Given records:
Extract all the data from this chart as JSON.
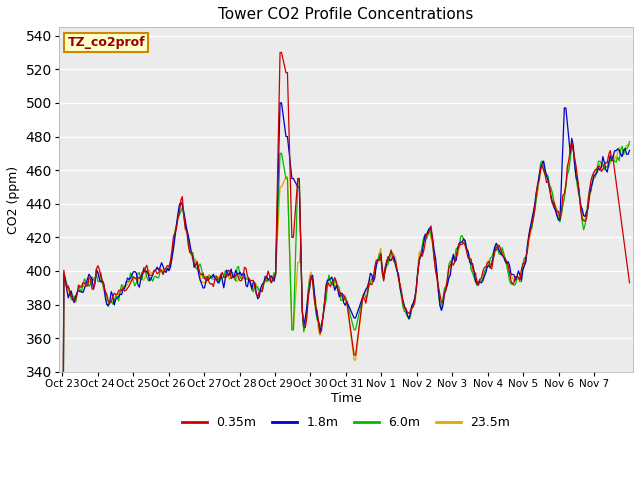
{
  "title": "Tower CO2 Profile Concentrations",
  "xlabel": "Time",
  "ylabel": "CO2 (ppm)",
  "ylim": [
    340,
    545
  ],
  "yticks": [
    340,
    360,
    380,
    400,
    420,
    440,
    460,
    480,
    500,
    520,
    540
  ],
  "bg_color": "#ebebeb",
  "fig_color": "#ffffff",
  "line_colors": [
    "#cc0000",
    "#0000cc",
    "#00bb00",
    "#ddaa00"
  ],
  "line_labels": [
    "0.35m",
    "1.8m",
    "6.0m",
    "23.5m"
  ],
  "legend_label": "TZ_co2prof",
  "legend_label_color": "#990000",
  "legend_box_color": "#ffffcc",
  "legend_box_edge": "#cc8800",
  "xtick_labels": [
    "Oct 23",
    "Oct 24",
    "Oct 25",
    "Oct 26",
    "Oct 27",
    "Oct 28",
    "Oct 29",
    "Oct 30",
    "Oct 31",
    "Nov 1",
    "Nov 2",
    "Nov 3",
    "Nov 4",
    "Nov 5",
    "Nov 6",
    "Nov 7"
  ]
}
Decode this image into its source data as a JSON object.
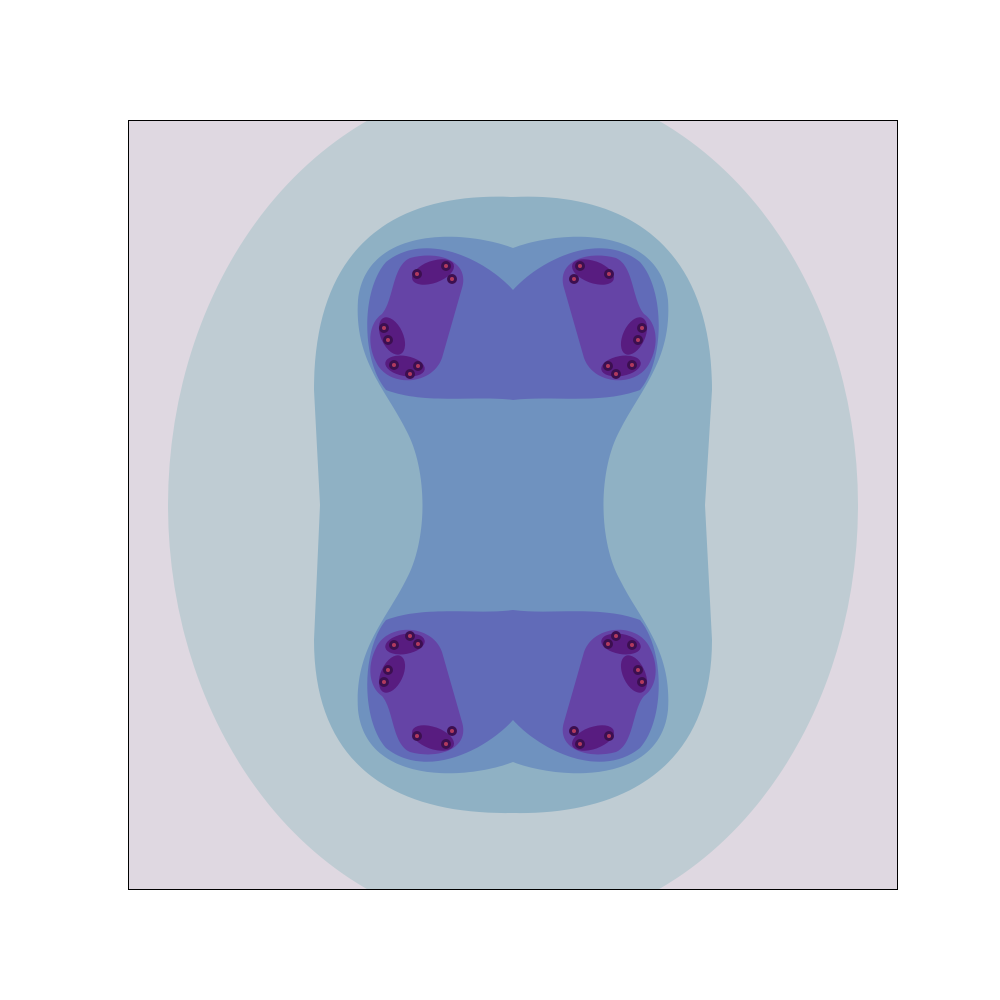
{
  "chart_data": {
    "type": "contour",
    "colors": [
      "#dfd8e1",
      "#bfccd3",
      "#8fb1c4",
      "#6f92bf",
      "#616bb8",
      "#6544a6",
      "#581c80",
      "#3c0f50",
      "#b03a5e"
    ]
  }
}
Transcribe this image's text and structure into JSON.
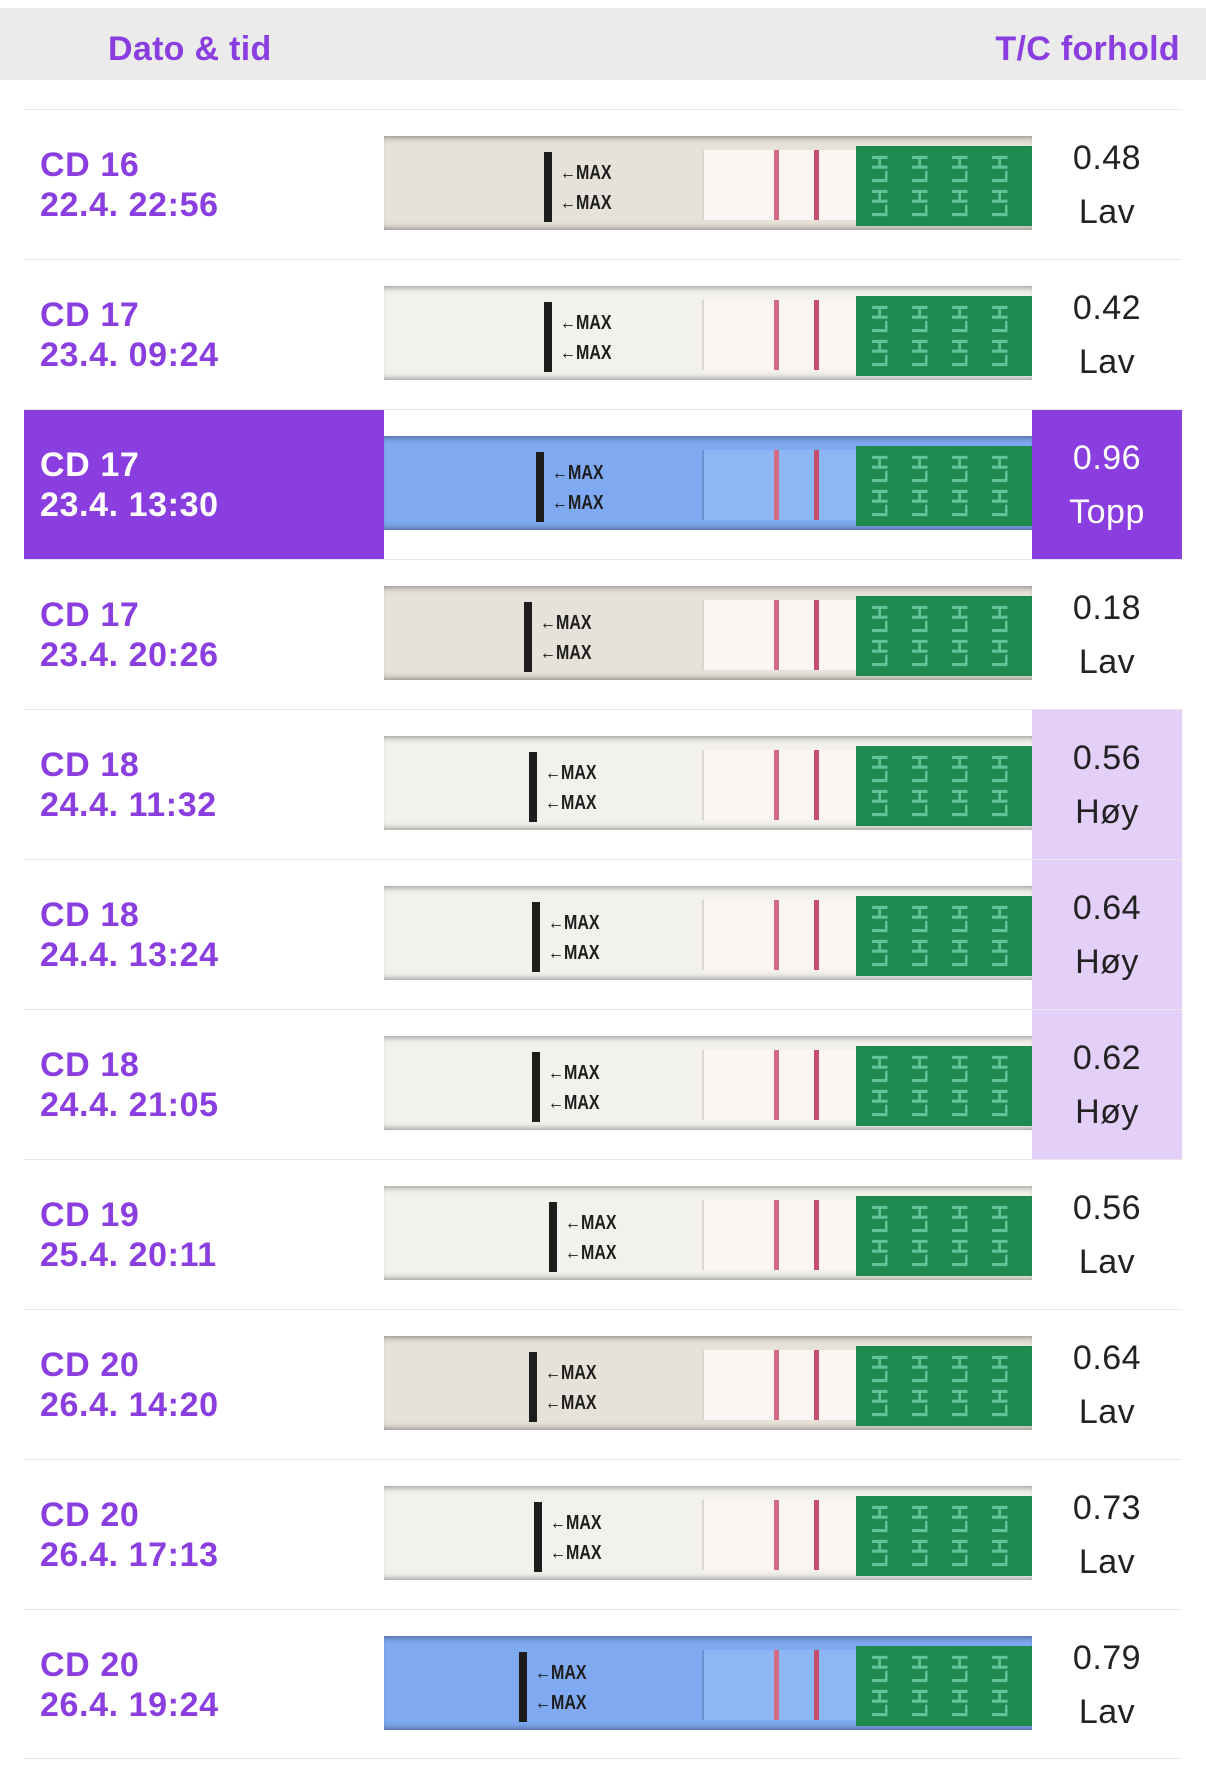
{
  "header": {
    "date_label": "Dato & tid",
    "ratio_label": "T/C forhold"
  },
  "strip": {
    "max_label": "←MAX",
    "pad_label": "LH"
  },
  "colors": {
    "accent": "#8a3ee0",
    "high_bg": "#e4cff8",
    "header_bg": "#ebebeb"
  },
  "rows": [
    {
      "cd": "CD 16",
      "datetime": "22.4. 22:56",
      "ratio": "0.48",
      "level": "Lav",
      "state": "low",
      "strip_style": "dark"
    },
    {
      "cd": "CD 17",
      "datetime": "23.4. 09:24",
      "ratio": "0.42",
      "level": "Lav",
      "state": "low",
      "strip_style": "light"
    },
    {
      "cd": "CD 17",
      "datetime": "23.4. 13:30",
      "ratio": "0.96",
      "level": "Topp",
      "state": "peak",
      "strip_style": "blue"
    },
    {
      "cd": "CD 17",
      "datetime": "23.4. 20:26",
      "ratio": "0.18",
      "level": "Lav",
      "state": "low",
      "strip_style": "dark"
    },
    {
      "cd": "CD 18",
      "datetime": "24.4. 11:32",
      "ratio": "0.56",
      "level": "Høy",
      "state": "high",
      "strip_style": "light"
    },
    {
      "cd": "CD 18",
      "datetime": "24.4. 13:24",
      "ratio": "0.64",
      "level": "Høy",
      "state": "high",
      "strip_style": "light"
    },
    {
      "cd": "CD 18",
      "datetime": "24.4. 21:05",
      "ratio": "0.62",
      "level": "Høy",
      "state": "high",
      "strip_style": "light"
    },
    {
      "cd": "CD 19",
      "datetime": "25.4. 20:11",
      "ratio": "0.56",
      "level": "Lav",
      "state": "low",
      "strip_style": "light"
    },
    {
      "cd": "CD 20",
      "datetime": "26.4. 14:20",
      "ratio": "0.64",
      "level": "Lav",
      "state": "low",
      "strip_style": "dark"
    },
    {
      "cd": "CD 20",
      "datetime": "26.4. 17:13",
      "ratio": "0.73",
      "level": "Lav",
      "state": "low",
      "strip_style": "light"
    },
    {
      "cd": "CD 20",
      "datetime": "26.4. 19:24",
      "ratio": "0.79",
      "level": "Lav",
      "state": "low",
      "strip_style": "blue"
    }
  ]
}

Written instruction:
Retype every entry verbatim and exclude the pictures from the copy.

Task answer:
Extract all the data from this chart as JSON.
{
  "title": "Tower CO2 Profile Concentrations",
  "xlabel": "Time",
  "ylabel": "CO2 (ppm)",
  "ylim": [
    340,
    545
  ],
  "yticks": [
    340,
    360,
    380,
    400,
    420,
    440,
    460,
    480,
    500,
    520,
    540
  ],
  "bg_color": "#ebebeb",
  "fig_color": "#ffffff",
  "line_colors": [
    "#cc0000",
    "#0000cc",
    "#00bb00",
    "#ddaa00"
  ],
  "line_labels": [
    "0.35m",
    "1.8m",
    "6.0m",
    "23.5m"
  ],
  "legend_label": "TZ_co2prof",
  "legend_label_color": "#990000",
  "legend_box_color": "#ffffcc",
  "legend_box_edge": "#cc8800",
  "xtick_labels": [
    "Oct 23",
    "Oct 24",
    "Oct 25",
    "Oct 26",
    "Oct 27",
    "Oct 28",
    "Oct 29",
    "Oct 30",
    "Oct 31",
    "Nov 1",
    "Nov 2",
    "Nov 3",
    "Nov 4",
    "Nov 5",
    "Nov 6",
    "Nov 7"
  ]
}
Decode this image into its source data as a JSON object.
{
  "chart_data": {
    "type": "contour",
    "colors": [
      "#dfd8e1",
      "#bfccd3",
      "#8fb1c4",
      "#6f92bf",
      "#616bb8",
      "#6544a6",
      "#581c80",
      "#3c0f50",
      "#b03a5e"
    ]
  }
}
Transcribe this image's text and structure into JSON.
{
  "header": {
    "date_label": "Dato & tid",
    "ratio_label": "T/C forhold"
  },
  "strip": {
    "max_label": "←MAX",
    "pad_label": "LH"
  },
  "colors": {
    "accent": "#8a3ee0",
    "high_bg": "#e4cff8",
    "header_bg": "#ebebeb"
  },
  "rows": [
    {
      "cd": "CD 16",
      "datetime": "22.4. 22:56",
      "ratio": "0.48",
      "level": "Lav",
      "state": "low",
      "strip_style": "dark"
    },
    {
      "cd": "CD 17",
      "datetime": "23.4. 09:24",
      "ratio": "0.42",
      "level": "Lav",
      "state": "low",
      "strip_style": "light"
    },
    {
      "cd": "CD 17",
      "datetime": "23.4. 13:30",
      "ratio": "0.96",
      "level": "Topp",
      "state": "peak",
      "strip_style": "blue"
    },
    {
      "cd": "CD 17",
      "datetime": "23.4. 20:26",
      "ratio": "0.18",
      "level": "Lav",
      "state": "low",
      "strip_style": "dark"
    },
    {
      "cd": "CD 18",
      "datetime": "24.4. 11:32",
      "ratio": "0.56",
      "level": "Høy",
      "state": "high",
      "strip_style": "light"
    },
    {
      "cd": "CD 18",
      "datetime": "24.4. 13:24",
      "ratio": "0.64",
      "level": "Høy",
      "state": "high",
      "strip_style": "light"
    },
    {
      "cd": "CD 18",
      "datetime": "24.4. 21:05",
      "ratio": "0.62",
      "level": "Høy",
      "state": "high",
      "strip_style": "light"
    },
    {
      "cd": "CD 19",
      "datetime": "25.4. 20:11",
      "ratio": "0.56",
      "level": "Lav",
      "state": "low",
      "strip_style": "light"
    },
    {
      "cd": "CD 20",
      "datetime": "26.4. 14:20",
      "ratio": "0.64",
      "level": "Lav",
      "state": "low",
      "strip_style": "dark"
    },
    {
      "cd": "CD 20",
      "datetime": "26.4. 17:13",
      "ratio": "0.73",
      "level": "Lav",
      "state": "low",
      "strip_style": "light"
    },
    {
      "cd": "CD 20",
      "datetime": "26.4. 19:24",
      "ratio": "0.79",
      "level": "Lav",
      "state": "low",
      "strip_style": "blue"
    }
  ]
}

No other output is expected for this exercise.